Given instruction: Compile every line that includes the word "ISLMIDR".

==============================

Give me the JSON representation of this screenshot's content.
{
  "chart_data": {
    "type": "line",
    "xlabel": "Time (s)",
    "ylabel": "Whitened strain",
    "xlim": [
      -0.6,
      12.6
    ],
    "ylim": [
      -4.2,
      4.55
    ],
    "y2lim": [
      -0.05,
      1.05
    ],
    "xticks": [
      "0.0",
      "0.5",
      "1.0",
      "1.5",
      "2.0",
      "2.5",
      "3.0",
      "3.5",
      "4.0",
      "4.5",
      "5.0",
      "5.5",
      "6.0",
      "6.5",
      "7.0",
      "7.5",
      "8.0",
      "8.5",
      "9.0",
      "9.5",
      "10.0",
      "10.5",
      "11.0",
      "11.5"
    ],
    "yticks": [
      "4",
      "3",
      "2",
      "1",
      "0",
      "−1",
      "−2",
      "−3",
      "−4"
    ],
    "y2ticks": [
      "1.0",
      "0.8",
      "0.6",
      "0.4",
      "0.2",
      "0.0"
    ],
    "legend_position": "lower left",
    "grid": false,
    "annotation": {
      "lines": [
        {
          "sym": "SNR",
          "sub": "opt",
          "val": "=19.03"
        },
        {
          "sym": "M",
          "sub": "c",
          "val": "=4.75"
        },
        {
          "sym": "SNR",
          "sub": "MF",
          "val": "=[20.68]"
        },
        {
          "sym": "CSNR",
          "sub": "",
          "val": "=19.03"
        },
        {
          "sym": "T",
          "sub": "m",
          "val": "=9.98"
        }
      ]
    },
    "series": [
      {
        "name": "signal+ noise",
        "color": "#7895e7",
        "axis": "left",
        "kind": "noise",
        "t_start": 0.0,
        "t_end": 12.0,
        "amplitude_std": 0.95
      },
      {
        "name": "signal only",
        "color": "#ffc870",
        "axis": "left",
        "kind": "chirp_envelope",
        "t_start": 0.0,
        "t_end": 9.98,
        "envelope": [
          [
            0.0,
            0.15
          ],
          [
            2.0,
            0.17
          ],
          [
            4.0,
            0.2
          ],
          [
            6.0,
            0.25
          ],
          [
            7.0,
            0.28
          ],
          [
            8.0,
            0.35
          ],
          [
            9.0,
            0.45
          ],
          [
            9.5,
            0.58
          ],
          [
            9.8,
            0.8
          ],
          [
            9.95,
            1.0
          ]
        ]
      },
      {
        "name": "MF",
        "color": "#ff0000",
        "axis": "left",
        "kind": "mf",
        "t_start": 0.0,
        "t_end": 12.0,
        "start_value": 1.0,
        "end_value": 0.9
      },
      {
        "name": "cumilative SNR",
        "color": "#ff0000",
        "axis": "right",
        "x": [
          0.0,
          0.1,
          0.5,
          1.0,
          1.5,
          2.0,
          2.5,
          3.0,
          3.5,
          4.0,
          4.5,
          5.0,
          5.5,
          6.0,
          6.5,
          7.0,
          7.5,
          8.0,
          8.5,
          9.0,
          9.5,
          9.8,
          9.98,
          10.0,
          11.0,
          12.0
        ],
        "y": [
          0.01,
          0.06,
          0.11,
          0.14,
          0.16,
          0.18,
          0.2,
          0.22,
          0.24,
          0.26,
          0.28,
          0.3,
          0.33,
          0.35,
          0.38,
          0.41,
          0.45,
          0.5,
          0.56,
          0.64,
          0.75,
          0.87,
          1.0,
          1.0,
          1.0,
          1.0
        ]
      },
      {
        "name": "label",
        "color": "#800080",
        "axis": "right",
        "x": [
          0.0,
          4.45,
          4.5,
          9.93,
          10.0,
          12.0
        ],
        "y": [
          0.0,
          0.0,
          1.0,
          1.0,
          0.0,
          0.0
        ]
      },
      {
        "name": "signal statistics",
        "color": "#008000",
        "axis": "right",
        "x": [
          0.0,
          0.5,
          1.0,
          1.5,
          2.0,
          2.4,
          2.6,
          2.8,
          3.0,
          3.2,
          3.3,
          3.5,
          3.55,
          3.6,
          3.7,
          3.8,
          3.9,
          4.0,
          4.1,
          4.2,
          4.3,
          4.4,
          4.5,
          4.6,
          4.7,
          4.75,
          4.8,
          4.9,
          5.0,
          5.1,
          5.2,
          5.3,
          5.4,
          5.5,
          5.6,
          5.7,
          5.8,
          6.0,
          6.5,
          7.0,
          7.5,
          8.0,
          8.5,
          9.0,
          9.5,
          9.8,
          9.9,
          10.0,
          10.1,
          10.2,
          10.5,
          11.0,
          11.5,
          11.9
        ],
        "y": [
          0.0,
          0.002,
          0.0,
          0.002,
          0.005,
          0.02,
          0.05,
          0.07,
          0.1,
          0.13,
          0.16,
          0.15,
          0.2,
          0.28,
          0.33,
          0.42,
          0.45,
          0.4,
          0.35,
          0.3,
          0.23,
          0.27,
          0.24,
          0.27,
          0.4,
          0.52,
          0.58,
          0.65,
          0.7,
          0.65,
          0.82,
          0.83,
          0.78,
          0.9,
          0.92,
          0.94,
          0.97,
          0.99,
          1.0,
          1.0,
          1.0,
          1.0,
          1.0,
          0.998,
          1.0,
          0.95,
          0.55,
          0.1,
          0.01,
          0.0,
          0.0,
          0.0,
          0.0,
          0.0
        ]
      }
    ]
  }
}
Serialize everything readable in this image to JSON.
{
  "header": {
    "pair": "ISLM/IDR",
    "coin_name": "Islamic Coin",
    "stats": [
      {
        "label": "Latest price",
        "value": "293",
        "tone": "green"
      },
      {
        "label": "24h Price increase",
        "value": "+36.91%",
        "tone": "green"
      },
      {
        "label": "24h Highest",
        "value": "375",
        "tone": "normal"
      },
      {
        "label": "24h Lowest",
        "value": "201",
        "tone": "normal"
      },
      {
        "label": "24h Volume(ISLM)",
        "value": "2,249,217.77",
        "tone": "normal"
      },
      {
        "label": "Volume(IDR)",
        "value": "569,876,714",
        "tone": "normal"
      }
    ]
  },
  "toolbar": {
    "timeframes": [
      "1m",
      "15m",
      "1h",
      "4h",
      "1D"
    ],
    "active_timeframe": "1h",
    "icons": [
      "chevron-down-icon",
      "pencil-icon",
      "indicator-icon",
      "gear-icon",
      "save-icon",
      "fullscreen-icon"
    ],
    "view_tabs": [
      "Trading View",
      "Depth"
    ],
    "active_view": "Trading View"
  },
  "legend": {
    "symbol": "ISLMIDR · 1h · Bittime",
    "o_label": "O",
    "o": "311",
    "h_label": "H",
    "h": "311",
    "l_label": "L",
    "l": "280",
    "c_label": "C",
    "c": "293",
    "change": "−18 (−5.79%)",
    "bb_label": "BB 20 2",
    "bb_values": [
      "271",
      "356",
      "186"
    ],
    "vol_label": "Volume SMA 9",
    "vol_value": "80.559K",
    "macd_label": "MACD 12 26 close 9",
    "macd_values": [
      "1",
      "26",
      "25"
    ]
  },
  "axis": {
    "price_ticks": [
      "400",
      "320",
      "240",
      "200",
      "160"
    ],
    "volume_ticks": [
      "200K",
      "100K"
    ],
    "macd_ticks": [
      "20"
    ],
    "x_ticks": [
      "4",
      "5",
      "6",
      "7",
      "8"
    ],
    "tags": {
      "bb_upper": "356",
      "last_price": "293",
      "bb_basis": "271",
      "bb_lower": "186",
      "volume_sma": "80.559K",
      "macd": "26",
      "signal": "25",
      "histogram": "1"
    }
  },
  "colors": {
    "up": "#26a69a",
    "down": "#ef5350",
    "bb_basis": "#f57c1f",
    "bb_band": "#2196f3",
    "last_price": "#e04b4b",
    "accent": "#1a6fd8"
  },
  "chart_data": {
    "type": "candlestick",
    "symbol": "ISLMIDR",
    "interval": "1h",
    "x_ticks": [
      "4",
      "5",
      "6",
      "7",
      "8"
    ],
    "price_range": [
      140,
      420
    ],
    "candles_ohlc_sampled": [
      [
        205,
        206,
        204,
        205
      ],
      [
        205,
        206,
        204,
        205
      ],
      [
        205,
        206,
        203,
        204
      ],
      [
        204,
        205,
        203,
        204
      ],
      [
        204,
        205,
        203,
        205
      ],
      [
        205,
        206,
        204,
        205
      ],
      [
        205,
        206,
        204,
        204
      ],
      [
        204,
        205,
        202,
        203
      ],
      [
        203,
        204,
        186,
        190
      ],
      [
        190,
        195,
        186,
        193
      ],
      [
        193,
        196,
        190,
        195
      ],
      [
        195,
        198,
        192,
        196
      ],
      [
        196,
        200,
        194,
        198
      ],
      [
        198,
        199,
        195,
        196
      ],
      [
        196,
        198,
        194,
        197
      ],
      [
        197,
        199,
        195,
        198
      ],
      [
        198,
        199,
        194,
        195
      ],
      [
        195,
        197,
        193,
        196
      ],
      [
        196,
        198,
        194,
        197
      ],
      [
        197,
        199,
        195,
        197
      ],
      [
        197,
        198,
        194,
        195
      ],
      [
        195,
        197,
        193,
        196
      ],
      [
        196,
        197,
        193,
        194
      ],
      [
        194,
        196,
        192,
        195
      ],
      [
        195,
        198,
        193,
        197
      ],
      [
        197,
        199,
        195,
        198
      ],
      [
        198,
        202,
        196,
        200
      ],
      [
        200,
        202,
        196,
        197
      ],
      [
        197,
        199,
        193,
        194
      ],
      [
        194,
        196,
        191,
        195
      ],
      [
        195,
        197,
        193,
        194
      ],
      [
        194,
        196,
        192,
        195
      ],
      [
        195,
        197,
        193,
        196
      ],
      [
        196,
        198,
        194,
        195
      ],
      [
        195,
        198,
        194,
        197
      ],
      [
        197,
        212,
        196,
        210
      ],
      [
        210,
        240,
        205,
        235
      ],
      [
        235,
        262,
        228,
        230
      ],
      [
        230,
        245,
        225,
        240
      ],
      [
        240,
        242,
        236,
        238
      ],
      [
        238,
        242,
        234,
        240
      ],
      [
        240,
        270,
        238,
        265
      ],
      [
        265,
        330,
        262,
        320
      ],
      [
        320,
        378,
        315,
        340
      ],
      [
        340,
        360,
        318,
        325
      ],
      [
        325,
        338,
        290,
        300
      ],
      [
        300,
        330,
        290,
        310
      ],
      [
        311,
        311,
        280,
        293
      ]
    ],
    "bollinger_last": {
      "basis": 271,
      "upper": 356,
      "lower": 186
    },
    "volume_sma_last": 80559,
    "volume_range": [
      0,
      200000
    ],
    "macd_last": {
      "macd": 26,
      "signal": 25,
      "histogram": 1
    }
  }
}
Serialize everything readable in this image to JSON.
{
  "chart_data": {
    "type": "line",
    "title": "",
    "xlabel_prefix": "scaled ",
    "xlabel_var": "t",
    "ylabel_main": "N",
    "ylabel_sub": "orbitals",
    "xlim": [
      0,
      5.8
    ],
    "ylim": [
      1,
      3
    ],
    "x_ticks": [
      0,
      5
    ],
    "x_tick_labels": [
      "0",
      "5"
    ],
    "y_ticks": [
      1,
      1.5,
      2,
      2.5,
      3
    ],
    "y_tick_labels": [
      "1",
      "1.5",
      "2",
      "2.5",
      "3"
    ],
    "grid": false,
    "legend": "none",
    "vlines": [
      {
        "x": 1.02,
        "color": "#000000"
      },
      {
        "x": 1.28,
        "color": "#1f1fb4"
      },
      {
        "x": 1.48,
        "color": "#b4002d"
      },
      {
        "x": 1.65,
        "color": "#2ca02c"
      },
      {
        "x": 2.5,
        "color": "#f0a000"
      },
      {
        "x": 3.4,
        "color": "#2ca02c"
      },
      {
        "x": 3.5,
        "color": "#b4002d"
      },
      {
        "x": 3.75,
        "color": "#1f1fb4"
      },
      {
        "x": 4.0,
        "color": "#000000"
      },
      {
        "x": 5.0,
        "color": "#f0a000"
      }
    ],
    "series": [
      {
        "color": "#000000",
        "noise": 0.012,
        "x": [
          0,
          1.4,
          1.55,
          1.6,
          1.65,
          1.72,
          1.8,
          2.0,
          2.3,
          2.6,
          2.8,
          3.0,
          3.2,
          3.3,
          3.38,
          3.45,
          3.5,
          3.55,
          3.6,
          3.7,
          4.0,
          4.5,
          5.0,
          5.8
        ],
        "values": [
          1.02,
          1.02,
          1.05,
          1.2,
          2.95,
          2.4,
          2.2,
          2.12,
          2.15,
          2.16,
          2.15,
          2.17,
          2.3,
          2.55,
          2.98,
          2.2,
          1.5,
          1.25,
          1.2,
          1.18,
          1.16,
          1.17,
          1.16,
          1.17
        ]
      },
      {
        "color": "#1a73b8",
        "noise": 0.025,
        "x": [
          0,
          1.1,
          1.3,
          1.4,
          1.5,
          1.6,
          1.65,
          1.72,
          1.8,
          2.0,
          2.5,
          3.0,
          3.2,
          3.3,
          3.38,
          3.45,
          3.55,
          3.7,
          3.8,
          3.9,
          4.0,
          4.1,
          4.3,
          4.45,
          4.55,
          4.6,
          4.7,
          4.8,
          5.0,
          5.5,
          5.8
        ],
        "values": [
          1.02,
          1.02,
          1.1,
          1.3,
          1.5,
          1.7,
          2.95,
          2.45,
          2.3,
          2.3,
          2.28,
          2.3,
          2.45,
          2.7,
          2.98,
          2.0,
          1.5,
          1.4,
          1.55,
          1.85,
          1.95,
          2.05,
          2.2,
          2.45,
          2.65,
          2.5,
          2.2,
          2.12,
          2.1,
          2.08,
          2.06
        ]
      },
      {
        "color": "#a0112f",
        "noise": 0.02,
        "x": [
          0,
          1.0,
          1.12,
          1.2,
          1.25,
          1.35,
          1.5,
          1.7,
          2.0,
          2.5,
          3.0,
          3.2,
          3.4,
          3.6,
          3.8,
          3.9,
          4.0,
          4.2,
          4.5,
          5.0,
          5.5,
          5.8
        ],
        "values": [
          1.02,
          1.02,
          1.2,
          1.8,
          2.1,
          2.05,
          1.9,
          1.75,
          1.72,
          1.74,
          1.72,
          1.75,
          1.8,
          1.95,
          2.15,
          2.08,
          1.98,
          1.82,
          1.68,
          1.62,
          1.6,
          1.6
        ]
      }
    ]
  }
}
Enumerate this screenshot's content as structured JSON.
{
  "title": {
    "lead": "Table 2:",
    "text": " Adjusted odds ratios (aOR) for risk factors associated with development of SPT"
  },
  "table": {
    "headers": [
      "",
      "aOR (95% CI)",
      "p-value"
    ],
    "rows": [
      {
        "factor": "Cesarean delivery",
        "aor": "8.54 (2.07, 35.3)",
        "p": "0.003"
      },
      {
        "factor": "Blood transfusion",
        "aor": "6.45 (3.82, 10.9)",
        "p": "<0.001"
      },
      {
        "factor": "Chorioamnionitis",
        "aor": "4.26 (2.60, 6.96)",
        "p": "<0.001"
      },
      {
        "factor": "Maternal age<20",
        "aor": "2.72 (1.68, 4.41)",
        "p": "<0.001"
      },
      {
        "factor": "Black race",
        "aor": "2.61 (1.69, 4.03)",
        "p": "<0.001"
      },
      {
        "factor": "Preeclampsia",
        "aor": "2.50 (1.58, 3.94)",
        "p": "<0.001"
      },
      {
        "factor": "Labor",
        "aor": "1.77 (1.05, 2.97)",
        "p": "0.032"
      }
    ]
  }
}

==============================

The completed task:
    "symbol": "ISLMIDR · 1h · Bittime",
    "symbol": "ISLMIDR",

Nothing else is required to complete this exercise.